##### The records

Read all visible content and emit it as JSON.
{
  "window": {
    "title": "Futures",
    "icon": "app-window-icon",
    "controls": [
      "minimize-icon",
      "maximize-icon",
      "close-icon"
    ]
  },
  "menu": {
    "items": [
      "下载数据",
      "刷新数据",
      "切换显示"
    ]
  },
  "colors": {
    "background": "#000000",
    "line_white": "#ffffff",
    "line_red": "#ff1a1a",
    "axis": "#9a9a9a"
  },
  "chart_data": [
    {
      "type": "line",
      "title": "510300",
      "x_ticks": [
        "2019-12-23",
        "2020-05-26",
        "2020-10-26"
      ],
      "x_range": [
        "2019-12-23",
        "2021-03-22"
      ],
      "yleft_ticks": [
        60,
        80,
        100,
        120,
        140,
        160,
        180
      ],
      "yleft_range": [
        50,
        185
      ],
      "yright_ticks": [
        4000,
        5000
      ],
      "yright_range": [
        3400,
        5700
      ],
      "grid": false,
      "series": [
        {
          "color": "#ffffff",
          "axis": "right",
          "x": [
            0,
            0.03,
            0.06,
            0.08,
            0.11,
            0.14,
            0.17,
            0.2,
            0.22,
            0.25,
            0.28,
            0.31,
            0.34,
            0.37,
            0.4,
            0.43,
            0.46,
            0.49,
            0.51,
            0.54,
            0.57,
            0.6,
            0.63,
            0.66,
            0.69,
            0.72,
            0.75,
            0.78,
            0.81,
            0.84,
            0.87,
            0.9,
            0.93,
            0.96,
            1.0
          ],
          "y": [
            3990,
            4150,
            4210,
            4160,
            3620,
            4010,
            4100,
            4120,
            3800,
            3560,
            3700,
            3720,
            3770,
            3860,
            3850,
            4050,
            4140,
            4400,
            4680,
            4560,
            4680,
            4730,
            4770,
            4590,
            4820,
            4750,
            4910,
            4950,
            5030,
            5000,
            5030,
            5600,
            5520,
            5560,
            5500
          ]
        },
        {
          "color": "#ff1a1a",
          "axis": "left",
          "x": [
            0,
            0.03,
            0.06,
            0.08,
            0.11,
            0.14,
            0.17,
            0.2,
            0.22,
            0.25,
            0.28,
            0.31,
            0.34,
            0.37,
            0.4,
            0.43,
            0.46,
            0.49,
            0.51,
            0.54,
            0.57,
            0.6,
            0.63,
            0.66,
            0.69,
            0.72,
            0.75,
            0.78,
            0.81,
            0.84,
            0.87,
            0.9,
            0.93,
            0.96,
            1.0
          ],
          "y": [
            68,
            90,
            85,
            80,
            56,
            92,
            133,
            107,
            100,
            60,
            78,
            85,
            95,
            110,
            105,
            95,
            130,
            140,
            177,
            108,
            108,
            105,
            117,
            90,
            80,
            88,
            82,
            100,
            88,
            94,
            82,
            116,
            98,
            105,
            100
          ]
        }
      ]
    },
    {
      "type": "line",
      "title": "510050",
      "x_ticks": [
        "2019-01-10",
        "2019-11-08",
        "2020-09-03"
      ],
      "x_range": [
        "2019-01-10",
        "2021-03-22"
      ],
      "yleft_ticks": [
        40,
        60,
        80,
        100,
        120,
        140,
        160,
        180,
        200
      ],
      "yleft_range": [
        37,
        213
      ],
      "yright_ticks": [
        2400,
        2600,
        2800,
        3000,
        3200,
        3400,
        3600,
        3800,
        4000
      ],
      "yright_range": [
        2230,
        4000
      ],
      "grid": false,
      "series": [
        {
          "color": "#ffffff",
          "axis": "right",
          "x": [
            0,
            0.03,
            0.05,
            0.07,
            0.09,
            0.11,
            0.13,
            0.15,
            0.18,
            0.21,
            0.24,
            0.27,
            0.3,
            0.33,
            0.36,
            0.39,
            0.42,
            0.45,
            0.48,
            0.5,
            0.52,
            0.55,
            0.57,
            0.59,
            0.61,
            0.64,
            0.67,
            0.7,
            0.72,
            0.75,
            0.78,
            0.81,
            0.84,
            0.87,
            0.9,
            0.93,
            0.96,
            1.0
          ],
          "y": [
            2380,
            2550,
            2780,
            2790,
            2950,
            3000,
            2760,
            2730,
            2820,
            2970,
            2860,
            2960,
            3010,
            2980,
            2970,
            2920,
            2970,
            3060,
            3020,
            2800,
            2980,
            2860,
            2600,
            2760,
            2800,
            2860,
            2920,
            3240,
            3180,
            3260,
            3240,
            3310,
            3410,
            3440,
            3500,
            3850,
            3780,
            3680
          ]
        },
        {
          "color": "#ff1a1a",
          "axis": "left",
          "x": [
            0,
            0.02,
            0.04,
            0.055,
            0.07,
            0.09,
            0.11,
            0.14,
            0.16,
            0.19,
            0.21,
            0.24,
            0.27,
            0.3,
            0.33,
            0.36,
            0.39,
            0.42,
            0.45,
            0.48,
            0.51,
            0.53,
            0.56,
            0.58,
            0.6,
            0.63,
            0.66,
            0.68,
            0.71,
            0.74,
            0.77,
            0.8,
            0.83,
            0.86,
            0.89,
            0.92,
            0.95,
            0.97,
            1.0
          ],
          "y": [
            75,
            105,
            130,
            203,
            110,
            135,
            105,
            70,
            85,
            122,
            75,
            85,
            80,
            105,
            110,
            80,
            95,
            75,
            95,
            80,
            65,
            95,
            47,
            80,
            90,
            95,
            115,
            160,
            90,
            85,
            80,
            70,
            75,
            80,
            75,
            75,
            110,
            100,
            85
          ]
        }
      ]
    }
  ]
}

##########

— What to work on —
Repeat the data above, word for word.

— Output below —
Read all visible content and emit it as JSON.
{
  "window": {
    "title": "Futures",
    "icon": "app-window-icon",
    "controls": [
      "minimize-icon",
      "maximize-icon",
      "close-icon"
    ]
  },
  "menu": {
    "items": [
      "下载数据",
      "刷新数据",
      "切换显示"
    ]
  },
  "colors": {
    "background": "#000000",
    "line_white": "#ffffff",
    "line_red": "#ff1a1a",
    "axis": "#9a9a9a"
  },
  "chart_data": [
    {
      "type": "line",
      "title": "510300",
      "x_ticks": [
        "2019-12-23",
        "2020-05-26",
        "2020-10-26"
      ],
      "x_range": [
        "2019-12-23",
        "2021-03-22"
      ],
      "yleft_ticks": [
        60,
        80,
        100,
        120,
        140,
        160,
        180
      ],
      "yleft_range": [
        50,
        185
      ],
      "yright_ticks": [
        4000,
        5000
      ],
      "yright_range": [
        3400,
        5700
      ],
      "grid": false,
      "series": [
        {
          "color": "#ffffff",
          "axis": "right",
          "x": [
            0,
            0.03,
            0.06,
            0.08,
            0.11,
            0.14,
            0.17,
            0.2,
            0.22,
            0.25,
            0.28,
            0.31,
            0.34,
            0.37,
            0.4,
            0.43,
            0.46,
            0.49,
            0.51,
            0.54,
            0.57,
            0.6,
            0.63,
            0.66,
            0.69,
            0.72,
            0.75,
            0.78,
            0.81,
            0.84,
            0.87,
            0.9,
            0.93,
            0.96,
            1.0
          ],
          "y": [
            3990,
            4150,
            4210,
            4160,
            3620,
            4010,
            4100,
            4120,
            3800,
            3560,
            3700,
            3720,
            3770,
            3860,
            3850,
            4050,
            4140,
            4400,
            4680,
            4560,
            4680,
            4730,
            4770,
            4590,
            4820,
            4750,
            4910,
            4950,
            5030,
            5000,
            5030,
            5600,
            5520,
            5560,
            5500
          ]
        },
        {
          "color": "#ff1a1a",
          "axis": "left",
          "x": [
            0,
            0.03,
            0.06,
            0.08,
            0.11,
            0.14,
            0.17,
            0.2,
            0.22,
            0.25,
            0.28,
            0.31,
            0.34,
            0.37,
            0.4,
            0.43,
            0.46,
            0.49,
            0.51,
            0.54,
            0.57,
            0.6,
            0.63,
            0.66,
            0.69,
            0.72,
            0.75,
            0.78,
            0.81,
            0.84,
            0.87,
            0.9,
            0.93,
            0.96,
            1.0
          ],
          "y": [
            68,
            90,
            85,
            80,
            56,
            92,
            133,
            107,
            100,
            60,
            78,
            85,
            95,
            110,
            105,
            95,
            130,
            140,
            177,
            108,
            108,
            105,
            117,
            90,
            80,
            88,
            82,
            100,
            88,
            94,
            82,
            116,
            98,
            105,
            100
          ]
        }
      ]
    },
    {
      "type": "line",
      "title": "510050",
      "x_ticks": [
        "2019-01-10",
        "2019-11-08",
        "2020-09-03"
      ],
      "x_range": [
        "2019-01-10",
        "2021-03-22"
      ],
      "yleft_ticks": [
        40,
        60,
        80,
        100,
        120,
        140,
        160,
        180,
        200
      ],
      "yleft_range": [
        37,
        213
      ],
      "yright_ticks": [
        2400,
        2600,
        2800,
        3000,
        3200,
        3400,
        3600,
        3800,
        4000
      ],
      "yright_range": [
        2230,
        4000
      ],
      "grid": false,
      "series": [
        {
          "color": "#ffffff",
          "axis": "right",
          "x": [
            0,
            0.03,
            0.05,
            0.07,
            0.09,
            0.11,
            0.13,
            0.15,
            0.18,
            0.21,
            0.24,
            0.27,
            0.3,
            0.33,
            0.36,
            0.39,
            0.42,
            0.45,
            0.48,
            0.5,
            0.52,
            0.55,
            0.57,
            0.59,
            0.61,
            0.64,
            0.67,
            0.7,
            0.72,
            0.75,
            0.78,
            0.81,
            0.84,
            0.87,
            0.9,
            0.93,
            0.96,
            1.0
          ],
          "y": [
            2380,
            2550,
            2780,
            2790,
            2950,
            3000,
            2760,
            2730,
            2820,
            2970,
            2860,
            2960,
            3010,
            2980,
            2970,
            2920,
            2970,
            3060,
            3020,
            2800,
            2980,
            2860,
            2600,
            2760,
            2800,
            2860,
            2920,
            3240,
            3180,
            3260,
            3240,
            3310,
            3410,
            3440,
            3500,
            3850,
            3780,
            3680
          ]
        },
        {
          "color": "#ff1a1a",
          "axis": "left",
          "x": [
            0,
            0.02,
            0.04,
            0.055,
            0.07,
            0.09,
            0.11,
            0.14,
            0.16,
            0.19,
            0.21,
            0.24,
            0.27,
            0.3,
            0.33,
            0.36,
            0.39,
            0.42,
            0.45,
            0.48,
            0.51,
            0.53,
            0.56,
            0.58,
            0.6,
            0.63,
            0.66,
            0.68,
            0.71,
            0.74,
            0.77,
            0.8,
            0.83,
            0.86,
            0.89,
            0.92,
            0.95,
            0.97,
            1.0
          ],
          "y": [
            75,
            105,
            130,
            203,
            110,
            135,
            105,
            70,
            85,
            122,
            75,
            85,
            80,
            105,
            110,
            80,
            95,
            75,
            95,
            80,
            65,
            95,
            47,
            80,
            90,
            95,
            115,
            160,
            90,
            85,
            80,
            70,
            75,
            80,
            75,
            75,
            110,
            100,
            85
          ]
        }
      ]
    }
  ]
}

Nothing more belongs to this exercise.